# What you need to do
Copy all lines of the listing that include the string "title".

Saved data entries
****************

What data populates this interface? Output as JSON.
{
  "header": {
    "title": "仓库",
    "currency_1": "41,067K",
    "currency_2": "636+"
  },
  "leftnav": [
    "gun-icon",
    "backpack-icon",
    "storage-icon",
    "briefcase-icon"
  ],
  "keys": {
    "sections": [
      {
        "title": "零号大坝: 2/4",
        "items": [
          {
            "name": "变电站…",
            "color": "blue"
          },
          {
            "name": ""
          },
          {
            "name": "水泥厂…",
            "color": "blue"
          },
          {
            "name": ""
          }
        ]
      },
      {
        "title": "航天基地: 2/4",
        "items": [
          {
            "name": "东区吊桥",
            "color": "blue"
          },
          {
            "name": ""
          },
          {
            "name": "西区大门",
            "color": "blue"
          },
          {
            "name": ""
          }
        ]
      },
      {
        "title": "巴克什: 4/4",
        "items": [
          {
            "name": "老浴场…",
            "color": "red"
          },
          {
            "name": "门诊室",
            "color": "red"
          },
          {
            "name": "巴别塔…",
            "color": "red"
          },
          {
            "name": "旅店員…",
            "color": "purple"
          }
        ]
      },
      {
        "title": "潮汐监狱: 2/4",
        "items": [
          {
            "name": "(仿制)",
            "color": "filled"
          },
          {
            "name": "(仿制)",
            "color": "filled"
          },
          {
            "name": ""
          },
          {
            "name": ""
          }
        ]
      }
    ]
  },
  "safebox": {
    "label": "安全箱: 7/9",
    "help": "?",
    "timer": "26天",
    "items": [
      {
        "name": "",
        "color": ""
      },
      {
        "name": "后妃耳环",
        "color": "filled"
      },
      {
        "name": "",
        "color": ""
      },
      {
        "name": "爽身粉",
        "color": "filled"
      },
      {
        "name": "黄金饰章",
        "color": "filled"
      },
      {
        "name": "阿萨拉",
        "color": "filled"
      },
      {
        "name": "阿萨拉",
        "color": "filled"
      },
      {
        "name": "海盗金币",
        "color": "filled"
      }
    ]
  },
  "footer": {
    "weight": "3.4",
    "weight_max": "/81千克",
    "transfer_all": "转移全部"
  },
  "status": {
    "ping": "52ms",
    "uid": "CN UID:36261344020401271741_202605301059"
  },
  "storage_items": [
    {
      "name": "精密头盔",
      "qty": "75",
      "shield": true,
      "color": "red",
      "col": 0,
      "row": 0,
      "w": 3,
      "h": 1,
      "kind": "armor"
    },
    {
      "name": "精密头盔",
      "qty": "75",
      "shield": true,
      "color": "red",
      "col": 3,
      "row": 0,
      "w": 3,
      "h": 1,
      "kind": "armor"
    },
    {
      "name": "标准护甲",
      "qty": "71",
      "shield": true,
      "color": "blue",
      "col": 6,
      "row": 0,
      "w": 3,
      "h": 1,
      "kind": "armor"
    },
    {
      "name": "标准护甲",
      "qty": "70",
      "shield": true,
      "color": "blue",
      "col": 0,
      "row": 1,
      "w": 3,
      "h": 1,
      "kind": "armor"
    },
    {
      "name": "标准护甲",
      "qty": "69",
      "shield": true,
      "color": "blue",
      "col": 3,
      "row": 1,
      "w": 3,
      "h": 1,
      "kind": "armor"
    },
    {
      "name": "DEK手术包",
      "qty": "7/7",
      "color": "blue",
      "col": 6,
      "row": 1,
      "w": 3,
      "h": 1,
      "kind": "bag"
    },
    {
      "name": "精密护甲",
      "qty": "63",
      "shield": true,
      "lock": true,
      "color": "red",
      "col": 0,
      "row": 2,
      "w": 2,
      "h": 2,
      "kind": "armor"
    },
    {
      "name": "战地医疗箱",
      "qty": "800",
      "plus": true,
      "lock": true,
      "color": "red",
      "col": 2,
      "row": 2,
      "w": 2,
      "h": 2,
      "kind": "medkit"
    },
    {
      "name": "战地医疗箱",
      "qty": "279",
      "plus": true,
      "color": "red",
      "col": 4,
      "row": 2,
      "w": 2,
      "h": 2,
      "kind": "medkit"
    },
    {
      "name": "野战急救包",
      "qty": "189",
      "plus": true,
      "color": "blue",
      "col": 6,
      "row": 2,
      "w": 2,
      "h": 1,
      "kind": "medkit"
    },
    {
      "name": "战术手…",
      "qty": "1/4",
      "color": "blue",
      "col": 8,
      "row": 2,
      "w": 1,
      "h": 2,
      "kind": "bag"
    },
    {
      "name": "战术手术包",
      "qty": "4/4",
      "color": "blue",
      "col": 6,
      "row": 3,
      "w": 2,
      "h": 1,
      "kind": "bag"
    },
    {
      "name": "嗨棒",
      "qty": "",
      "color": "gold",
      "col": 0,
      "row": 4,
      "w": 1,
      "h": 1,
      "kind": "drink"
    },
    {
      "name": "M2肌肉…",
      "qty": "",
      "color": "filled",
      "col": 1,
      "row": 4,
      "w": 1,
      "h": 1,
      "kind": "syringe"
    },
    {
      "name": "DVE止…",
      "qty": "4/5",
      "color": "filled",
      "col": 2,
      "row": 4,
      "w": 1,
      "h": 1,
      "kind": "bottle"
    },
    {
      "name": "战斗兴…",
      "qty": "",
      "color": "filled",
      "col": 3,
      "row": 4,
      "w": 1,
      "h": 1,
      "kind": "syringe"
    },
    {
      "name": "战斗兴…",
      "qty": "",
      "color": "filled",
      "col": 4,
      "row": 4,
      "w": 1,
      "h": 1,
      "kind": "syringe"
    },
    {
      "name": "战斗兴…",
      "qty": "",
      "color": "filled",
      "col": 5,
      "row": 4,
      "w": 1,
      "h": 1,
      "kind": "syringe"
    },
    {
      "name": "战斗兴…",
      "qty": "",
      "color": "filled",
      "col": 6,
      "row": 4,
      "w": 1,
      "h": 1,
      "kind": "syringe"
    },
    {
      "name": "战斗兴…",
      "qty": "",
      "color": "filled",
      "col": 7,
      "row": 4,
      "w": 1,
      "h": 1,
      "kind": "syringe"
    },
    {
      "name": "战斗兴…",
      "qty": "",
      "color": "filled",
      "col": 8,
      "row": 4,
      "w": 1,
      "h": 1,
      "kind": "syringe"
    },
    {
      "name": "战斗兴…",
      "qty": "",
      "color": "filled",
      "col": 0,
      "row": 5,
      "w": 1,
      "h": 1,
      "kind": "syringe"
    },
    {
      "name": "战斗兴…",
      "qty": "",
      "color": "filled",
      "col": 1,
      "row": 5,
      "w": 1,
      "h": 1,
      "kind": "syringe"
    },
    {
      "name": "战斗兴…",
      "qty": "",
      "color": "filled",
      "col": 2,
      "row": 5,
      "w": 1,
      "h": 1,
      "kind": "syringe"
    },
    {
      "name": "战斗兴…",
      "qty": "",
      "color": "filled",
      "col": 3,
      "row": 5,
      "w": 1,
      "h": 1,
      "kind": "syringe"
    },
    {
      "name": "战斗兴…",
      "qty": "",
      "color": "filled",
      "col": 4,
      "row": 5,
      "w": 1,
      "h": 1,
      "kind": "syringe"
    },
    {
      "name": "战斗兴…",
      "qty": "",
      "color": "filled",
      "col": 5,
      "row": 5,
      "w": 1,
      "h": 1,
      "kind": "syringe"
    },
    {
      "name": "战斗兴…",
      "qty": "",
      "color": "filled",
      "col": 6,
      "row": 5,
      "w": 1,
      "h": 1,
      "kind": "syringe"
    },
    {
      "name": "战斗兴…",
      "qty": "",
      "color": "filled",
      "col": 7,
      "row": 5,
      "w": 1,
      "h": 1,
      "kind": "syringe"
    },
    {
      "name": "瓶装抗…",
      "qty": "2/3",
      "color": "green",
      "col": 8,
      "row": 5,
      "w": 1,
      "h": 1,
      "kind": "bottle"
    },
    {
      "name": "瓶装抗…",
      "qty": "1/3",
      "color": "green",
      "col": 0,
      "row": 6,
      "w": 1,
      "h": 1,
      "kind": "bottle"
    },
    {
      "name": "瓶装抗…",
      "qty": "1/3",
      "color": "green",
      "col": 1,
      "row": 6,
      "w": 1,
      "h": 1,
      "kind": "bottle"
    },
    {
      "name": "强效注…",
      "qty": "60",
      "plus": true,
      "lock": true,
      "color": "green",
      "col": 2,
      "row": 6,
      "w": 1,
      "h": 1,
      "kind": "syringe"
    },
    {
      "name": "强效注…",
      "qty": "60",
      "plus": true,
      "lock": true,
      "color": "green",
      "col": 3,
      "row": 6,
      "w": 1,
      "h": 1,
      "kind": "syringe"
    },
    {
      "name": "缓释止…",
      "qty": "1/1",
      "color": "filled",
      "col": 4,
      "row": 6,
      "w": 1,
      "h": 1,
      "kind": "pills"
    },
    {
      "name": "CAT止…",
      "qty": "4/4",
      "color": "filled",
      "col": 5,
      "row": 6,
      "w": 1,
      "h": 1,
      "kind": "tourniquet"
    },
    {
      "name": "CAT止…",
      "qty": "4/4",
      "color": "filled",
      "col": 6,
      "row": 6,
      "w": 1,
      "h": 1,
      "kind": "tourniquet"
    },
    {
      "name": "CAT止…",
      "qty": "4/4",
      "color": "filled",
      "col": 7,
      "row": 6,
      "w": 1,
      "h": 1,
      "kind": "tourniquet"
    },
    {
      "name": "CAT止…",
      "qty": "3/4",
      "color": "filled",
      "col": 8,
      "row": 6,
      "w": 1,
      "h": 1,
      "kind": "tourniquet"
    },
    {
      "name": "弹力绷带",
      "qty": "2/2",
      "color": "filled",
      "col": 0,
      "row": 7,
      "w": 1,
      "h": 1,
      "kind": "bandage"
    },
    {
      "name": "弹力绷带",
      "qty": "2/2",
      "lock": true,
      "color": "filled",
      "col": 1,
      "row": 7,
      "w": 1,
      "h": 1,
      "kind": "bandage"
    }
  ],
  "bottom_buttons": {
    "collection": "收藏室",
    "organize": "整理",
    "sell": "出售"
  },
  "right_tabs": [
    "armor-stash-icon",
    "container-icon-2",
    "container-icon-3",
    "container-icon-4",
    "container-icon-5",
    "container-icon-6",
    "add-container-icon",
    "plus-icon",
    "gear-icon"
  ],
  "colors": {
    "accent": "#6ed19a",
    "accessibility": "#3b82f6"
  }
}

****************

# In response
    "title": "仓库",
        "title": "零号大坝: 2/4",
        "title": "航天基地: 2/4",
        "title": "巴克什: 4/4",
        "title": "潮汐监狱: 2/4",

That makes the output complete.